To be done
Every entry here needs to be repeated exactly.

Stored records
----

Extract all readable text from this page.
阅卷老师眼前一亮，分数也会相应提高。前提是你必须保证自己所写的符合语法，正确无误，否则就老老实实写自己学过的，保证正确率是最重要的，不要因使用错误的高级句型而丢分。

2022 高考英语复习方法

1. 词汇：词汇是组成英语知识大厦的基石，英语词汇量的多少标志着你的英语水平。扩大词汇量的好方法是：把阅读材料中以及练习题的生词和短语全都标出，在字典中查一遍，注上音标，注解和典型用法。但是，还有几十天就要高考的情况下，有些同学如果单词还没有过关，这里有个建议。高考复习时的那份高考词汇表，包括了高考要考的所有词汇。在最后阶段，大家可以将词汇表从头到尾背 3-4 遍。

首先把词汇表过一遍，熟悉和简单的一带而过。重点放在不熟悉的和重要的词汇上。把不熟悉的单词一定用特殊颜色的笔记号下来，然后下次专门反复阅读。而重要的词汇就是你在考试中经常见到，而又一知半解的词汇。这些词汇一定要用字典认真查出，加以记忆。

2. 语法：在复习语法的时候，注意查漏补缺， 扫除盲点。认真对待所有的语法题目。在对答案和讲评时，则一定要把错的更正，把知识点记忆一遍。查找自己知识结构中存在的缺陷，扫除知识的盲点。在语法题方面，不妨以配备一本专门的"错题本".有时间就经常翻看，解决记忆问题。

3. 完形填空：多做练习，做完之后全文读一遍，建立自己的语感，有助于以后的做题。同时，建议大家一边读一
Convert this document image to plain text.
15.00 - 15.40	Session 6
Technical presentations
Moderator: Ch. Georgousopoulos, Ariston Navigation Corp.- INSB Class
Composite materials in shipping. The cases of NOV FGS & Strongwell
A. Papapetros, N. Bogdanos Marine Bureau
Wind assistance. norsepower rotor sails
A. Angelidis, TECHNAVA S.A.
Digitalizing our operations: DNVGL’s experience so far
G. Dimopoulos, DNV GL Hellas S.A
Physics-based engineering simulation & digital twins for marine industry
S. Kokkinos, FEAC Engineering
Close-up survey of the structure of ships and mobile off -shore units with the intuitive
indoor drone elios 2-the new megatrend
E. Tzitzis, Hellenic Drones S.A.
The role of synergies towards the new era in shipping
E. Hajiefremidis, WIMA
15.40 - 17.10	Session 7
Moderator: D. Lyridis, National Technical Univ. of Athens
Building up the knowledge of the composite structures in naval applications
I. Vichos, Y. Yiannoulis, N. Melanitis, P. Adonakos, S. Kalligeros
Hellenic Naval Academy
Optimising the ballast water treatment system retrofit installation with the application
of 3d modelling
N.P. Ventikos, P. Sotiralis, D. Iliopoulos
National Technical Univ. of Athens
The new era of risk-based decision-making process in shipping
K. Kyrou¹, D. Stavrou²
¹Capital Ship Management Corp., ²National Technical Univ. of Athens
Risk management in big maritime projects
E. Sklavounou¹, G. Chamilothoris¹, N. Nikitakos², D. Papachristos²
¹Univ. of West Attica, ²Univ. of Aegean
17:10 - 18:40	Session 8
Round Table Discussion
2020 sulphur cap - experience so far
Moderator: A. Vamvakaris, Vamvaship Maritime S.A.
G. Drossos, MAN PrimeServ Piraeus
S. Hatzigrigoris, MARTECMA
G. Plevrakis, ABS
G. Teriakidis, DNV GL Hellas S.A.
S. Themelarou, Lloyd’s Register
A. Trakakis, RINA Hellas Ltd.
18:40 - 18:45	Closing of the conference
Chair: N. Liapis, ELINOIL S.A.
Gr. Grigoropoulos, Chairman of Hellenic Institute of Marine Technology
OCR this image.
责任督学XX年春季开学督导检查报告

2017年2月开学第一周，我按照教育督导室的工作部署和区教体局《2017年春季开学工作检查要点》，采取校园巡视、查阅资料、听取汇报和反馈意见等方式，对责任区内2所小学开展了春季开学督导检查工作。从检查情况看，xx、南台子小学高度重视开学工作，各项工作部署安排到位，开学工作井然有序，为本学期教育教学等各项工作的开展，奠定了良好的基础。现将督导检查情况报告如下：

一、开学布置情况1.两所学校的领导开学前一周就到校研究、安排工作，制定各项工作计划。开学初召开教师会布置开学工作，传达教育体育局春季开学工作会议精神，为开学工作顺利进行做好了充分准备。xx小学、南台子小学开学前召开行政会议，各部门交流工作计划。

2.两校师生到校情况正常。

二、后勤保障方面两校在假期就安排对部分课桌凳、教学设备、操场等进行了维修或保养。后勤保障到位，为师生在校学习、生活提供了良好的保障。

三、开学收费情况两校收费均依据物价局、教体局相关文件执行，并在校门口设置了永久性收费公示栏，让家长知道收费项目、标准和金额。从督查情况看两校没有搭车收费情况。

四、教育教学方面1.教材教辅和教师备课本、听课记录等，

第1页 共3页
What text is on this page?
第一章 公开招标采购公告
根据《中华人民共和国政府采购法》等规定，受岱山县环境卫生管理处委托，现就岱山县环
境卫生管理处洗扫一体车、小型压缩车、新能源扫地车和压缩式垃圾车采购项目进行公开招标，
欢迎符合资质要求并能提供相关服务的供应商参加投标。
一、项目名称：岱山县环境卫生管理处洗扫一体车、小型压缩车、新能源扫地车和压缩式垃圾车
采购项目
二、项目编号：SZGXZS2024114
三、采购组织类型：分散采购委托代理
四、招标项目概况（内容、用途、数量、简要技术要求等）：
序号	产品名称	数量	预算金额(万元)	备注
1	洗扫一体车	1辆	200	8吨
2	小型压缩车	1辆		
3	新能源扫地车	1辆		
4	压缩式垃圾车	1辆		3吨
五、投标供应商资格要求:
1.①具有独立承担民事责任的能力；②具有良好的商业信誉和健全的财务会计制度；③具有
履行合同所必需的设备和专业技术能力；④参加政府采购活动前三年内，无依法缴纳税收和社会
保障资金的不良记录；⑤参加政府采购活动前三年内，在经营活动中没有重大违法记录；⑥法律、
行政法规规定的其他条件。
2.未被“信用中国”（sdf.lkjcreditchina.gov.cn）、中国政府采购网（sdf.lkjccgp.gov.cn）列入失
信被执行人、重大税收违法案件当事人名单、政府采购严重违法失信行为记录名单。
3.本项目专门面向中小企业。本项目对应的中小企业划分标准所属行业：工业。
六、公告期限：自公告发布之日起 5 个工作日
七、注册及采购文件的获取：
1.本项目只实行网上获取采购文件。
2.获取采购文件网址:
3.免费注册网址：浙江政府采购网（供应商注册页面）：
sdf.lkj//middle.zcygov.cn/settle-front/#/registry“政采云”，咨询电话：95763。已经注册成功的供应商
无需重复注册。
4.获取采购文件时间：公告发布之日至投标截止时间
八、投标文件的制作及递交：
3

----

Response to the exercise
Extract all readable text from this page.
阅卷老师眼前一亮，分数也会相应提高。前提是你必须保证自己所写的符合语法，正确无误，否则就老老实实写自己学过的，保证正确率是最重要的，不要因使用错误的高级句型而丢分。

2022 高考英语复习方法

1. 词汇：词汇是组成英语知识大厦的基石，英语词汇量的多少标志着你的英语水平。扩大词汇量的好方法是：把阅读材料中以及练习题的生词和短语全都标出，在字典中查一遍，注上音标，注解和典型用法。但是，还有几十天就要高考的情况下，有些同学如果单词还没有过关，这里有个建议。高考复习时的那份高考词汇表，包括了高考要考的所有词汇。在最后阶段，大家可以将词汇表从头到尾背 3-4 遍。

首先把词汇表过一遍，熟悉和简单的一带而过。重点放在不熟悉的和重要的词汇上。把不熟悉的单词一定用特殊颜色的笔记号下来，然后下次专门反复阅读。而重要的词汇就是你在考试中经常见到，而又一知半解的词汇。这些词汇一定要用字典认真查出，加以记忆。

2. 语法：在复习语法的时候，注意查漏补缺， 扫除盲点。认真对待所有的语法题目。在对答案和讲评时，则一定要把错的更正，把知识点记忆一遍。查找自己知识结构中存在的缺陷，扫除知识的盲点。在语法题方面，不妨以配备一本专门的"错题本".有时间就经常翻看，解决记忆问题。

3. 完形填空：多做练习，做完之后全文读一遍，建立自己的语感，有助于以后的做题。同时，建议大家一边读一
Convert this document image to plain text.
15.00 - 15.40	Session 6
Technical presentations
Moderator: Ch. Georgousopoulos, Ariston Navigation Corp.- INSB Class
Composite materials in shipping. The cases of NOV FGS & Strongwell
A. Papapetros, N. Bogdanos Marine Bureau
Wind assistance. norsepower rotor sails
A. Angelidis, TECHNAVA S.A.
Digitalizing our operations: DNVGL’s experience so far
G. Dimopoulos, DNV GL Hellas S.A
Physics-based engineering simulation & digital twins for marine industry
S. Kokkinos, FEAC Engineering
Close-up survey of the structure of ships and mobile off -shore units with the intuitive
indoor drone elios 2-the new megatrend
E. Tzitzis, Hellenic Drones S.A.
The role of synergies towards the new era in shipping
E. Hajiefremidis, WIMA
15.40 - 17.10	Session 7
Moderator: D. Lyridis, National Technical Univ. of Athens
Building up the knowledge of the composite structures in naval applications
I. Vichos, Y. Yiannoulis, N. Melanitis, P. Adonakos, S. Kalligeros
Hellenic Naval Academy
Optimising the ballast water treatment system retrofit installation with the application
of 3d modelling
N.P. Ventikos, P. Sotiralis, D. Iliopoulos
National Technical Univ. of Athens
The new era of risk-based decision-making process in shipping
K. Kyrou¹, D. Stavrou²
¹Capital Ship Management Corp., ²National Technical Univ. of Athens
Risk management in big maritime projects
E. Sklavounou¹, G. Chamilothoris¹, N. Nikitakos², D. Papachristos²
¹Univ. of West Attica, ²Univ. of Aegean
17:10 - 18:40	Session 8
Round Table Discussion
2020 sulphur cap - experience so far
Moderator: A. Vamvakaris, Vamvaship Maritime S.A.
G. Drossos, MAN PrimeServ Piraeus
S. Hatzigrigoris, MARTECMA
G. Plevrakis, ABS
G. Teriakidis, DNV GL Hellas S.A.
S. Themelarou, Lloyd’s Register
A. Trakakis, RINA Hellas Ltd.
18:40 - 18:45	Closing of the conference
Chair: N. Liapis, ELINOIL S.A.
Gr. Grigoropoulos, Chairman of Hellenic Institute of Marine Technology
OCR this image.
责任督学XX年春季开学督导检查报告

2017年2月开学第一周，我按照教育督导室的工作部署和区教体局《2017年春季开学工作检查要点》，采取校园巡视、查阅资料、听取汇报和反馈意见等方式，对责任区内2所小学开展了春季开学督导检查工作。从检查情况看，xx、南台子小学高度重视开学工作，各项工作部署安排到位，开学工作井然有序，为本学期教育教学等各项工作的开展，奠定了良好的基础。现将督导检查情况报告如下：

一、开学布置情况1.两所学校的领导开学前一周就到校研究、安排工作，制定各项工作计划。开学初召开教师会布置开学工作，传达教育体育局春季开学工作会议精神，为开学工作顺利进行做好了充分准备。xx小学、南台子小学开学前召开行政会议，各部门交流工作计划。

2.两校师生到校情况正常。

二、后勤保障方面两校在假期就安排对部分课桌凳、教学设备、操场等进行了维修或保养。后勤保障到位，为师生在校学习、生活提供了良好的保障。

三、开学收费情况两校收费均依据物价局、教体局相关文件执行，并在校门口设置了永久性收费公示栏，让家长知道收费项目、标准和金额。从督查情况看两校没有搭车收费情况。

四、教育教学方面1.教材教辅和教师备课本、听课记录等，

第1页 共3页
What text is on this page?
第一章 公开招标采购公告
根据《中华人民共和国政府采购法》等规定，受岱山县环境卫生管理处委托，现就岱山县环
境卫生管理处洗扫一体车、小型压缩车、新能源扫地车和压缩式垃圾车采购项目进行公开招标，
欢迎符合资质要求并能提供相关服务的供应商参加投标。
一、项目名称：岱山县环境卫生管理处洗扫一体车、小型压缩车、新能源扫地车和压缩式垃圾车
采购项目
二、项目编号：SZGXZS2024114
三、采购组织类型：分散采购委托代理
四、招标项目概况（内容、用途、数量、简要技术要求等）：
序号	产品名称	数量	预算金额(万元)	备注
1	洗扫一体车	1辆	200	8吨
2	小型压缩车	1辆		
3	新能源扫地车	1辆		
4	压缩式垃圾车	1辆		3吨
五、投标供应商资格要求:
1.①具有独立承担民事责任的能力；②具有良好的商业信誉和健全的财务会计制度；③具有
履行合同所必需的设备和专业技术能力；④参加政府采购活动前三年内，无依法缴纳税收和社会
保障资金的不良记录；⑤参加政府采购活动前三年内，在经营活动中没有重大违法记录；⑥法律、
行政法规规定的其他条件。
2.未被“信用中国”（sdf.lkjcreditchina.gov.cn）、中国政府采购网（sdf.lkjccgp.gov.cn）列入失
信被执行人、重大税收违法案件当事人名单、政府采购严重违法失信行为记录名单。
3.本项目专门面向中小企业。本项目对应的中小企业划分标准所属行业：工业。
六、公告期限：自公告发布之日起 5 个工作日
七、注册及采购文件的获取：
1.本项目只实行网上获取采购文件。
2.获取采购文件网址:
3.免费注册网址：浙江政府采购网（供应商注册页面）：
sdf.lkj//middle.zcygov.cn/settle-front/#/registry“政采云”，咨询电话：95763。已经注册成功的供应商
无需重复注册。
4.获取采购文件时间：公告发布之日至投标截止时间
八、投标文件的制作及递交：
3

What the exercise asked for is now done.